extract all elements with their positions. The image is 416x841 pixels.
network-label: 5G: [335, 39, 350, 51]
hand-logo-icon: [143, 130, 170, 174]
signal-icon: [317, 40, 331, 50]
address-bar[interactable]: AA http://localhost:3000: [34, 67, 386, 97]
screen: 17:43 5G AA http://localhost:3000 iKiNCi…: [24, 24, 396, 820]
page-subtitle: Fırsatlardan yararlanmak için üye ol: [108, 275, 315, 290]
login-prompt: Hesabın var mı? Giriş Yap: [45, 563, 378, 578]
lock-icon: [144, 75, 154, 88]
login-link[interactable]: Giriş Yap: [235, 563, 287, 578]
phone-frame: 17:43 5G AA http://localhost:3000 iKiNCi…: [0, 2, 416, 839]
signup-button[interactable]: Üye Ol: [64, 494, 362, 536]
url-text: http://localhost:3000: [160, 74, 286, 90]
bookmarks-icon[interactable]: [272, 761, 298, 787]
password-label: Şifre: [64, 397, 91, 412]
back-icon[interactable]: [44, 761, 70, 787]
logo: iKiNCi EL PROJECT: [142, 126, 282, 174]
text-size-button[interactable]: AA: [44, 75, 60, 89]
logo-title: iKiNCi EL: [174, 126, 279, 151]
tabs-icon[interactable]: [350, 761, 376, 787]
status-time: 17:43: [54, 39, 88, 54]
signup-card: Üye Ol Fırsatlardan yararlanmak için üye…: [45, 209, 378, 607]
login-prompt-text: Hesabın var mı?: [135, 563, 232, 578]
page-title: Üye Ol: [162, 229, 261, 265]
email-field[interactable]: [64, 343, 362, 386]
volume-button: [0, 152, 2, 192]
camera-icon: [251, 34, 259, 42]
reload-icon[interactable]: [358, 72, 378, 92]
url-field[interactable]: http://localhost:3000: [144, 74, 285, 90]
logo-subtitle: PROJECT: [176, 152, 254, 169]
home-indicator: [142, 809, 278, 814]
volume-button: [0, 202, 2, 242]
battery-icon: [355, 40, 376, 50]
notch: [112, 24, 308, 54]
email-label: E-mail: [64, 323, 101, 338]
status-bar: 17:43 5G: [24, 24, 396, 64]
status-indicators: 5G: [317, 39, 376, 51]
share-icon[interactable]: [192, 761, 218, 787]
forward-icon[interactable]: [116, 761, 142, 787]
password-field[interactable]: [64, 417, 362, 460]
◇ ◇ ◇ ◇ ◇ ◇ ◇
◆ **WHAT TO WORK ON**
Can you print every line of the entry above again, unchanged?

◆ **EXERCISE RESPONSE**
extract all elements with their positions. The image is 416x841 pixels.
network-label: 5G: [335, 39, 350, 51]
hand-logo-icon: [143, 130, 170, 174]
signal-icon: [317, 40, 331, 50]
address-bar[interactable]: AA http://localhost:3000: [34, 67, 386, 97]
screen: 17:43 5G AA http://localhost:3000 iKiNCi…: [24, 24, 396, 820]
page-subtitle: Fırsatlardan yararlanmak için üye ol: [108, 275, 315, 290]
login-prompt: Hesabın var mı? Giriş Yap: [45, 563, 378, 578]
lock-icon: [144, 75, 154, 88]
login-link[interactable]: Giriş Yap: [235, 563, 287, 578]
phone-frame: 17:43 5G AA http://localhost:3000 iKiNCi…: [0, 2, 416, 839]
signup-button[interactable]: Üye Ol: [64, 494, 362, 536]
url-text: http://localhost:3000: [160, 74, 286, 90]
bookmarks-icon[interactable]: [272, 761, 298, 787]
password-label: Şifre: [64, 397, 91, 412]
back-icon[interactable]: [44, 761, 70, 787]
logo: iKiNCi EL PROJECT: [142, 126, 282, 174]
text-size-button[interactable]: AA: [44, 75, 60, 89]
logo-title: iKiNCi EL: [174, 126, 279, 151]
tabs-icon[interactable]: [350, 761, 376, 787]
status-time: 17:43: [54, 39, 88, 54]
signup-card: Üye Ol Fırsatlardan yararlanmak için üye…: [45, 209, 378, 607]
login-prompt-text: Hesabın var mı?: [135, 563, 232, 578]
page-title: Üye Ol: [162, 229, 261, 265]
email-field[interactable]: [64, 343, 362, 386]
volume-button: [0, 152, 2, 192]
camera-icon: [251, 34, 259, 42]
reload-icon[interactable]: [358, 72, 378, 92]
url-field[interactable]: http://localhost:3000: [144, 74, 285, 90]
logo-subtitle: PROJECT: [176, 152, 254, 169]
home-indicator: [142, 809, 278, 814]
volume-button: [0, 202, 2, 242]
battery-icon: [355, 40, 376, 50]
notch: [112, 24, 308, 54]
email-label: E-mail: [64, 323, 101, 338]
status-bar: 17:43 5G: [24, 24, 396, 64]
status-indicators: 5G: [317, 39, 376, 51]
share-icon[interactable]: [192, 761, 218, 787]
forward-icon[interactable]: [116, 761, 142, 787]
password-field[interactable]: [64, 417, 362, 460]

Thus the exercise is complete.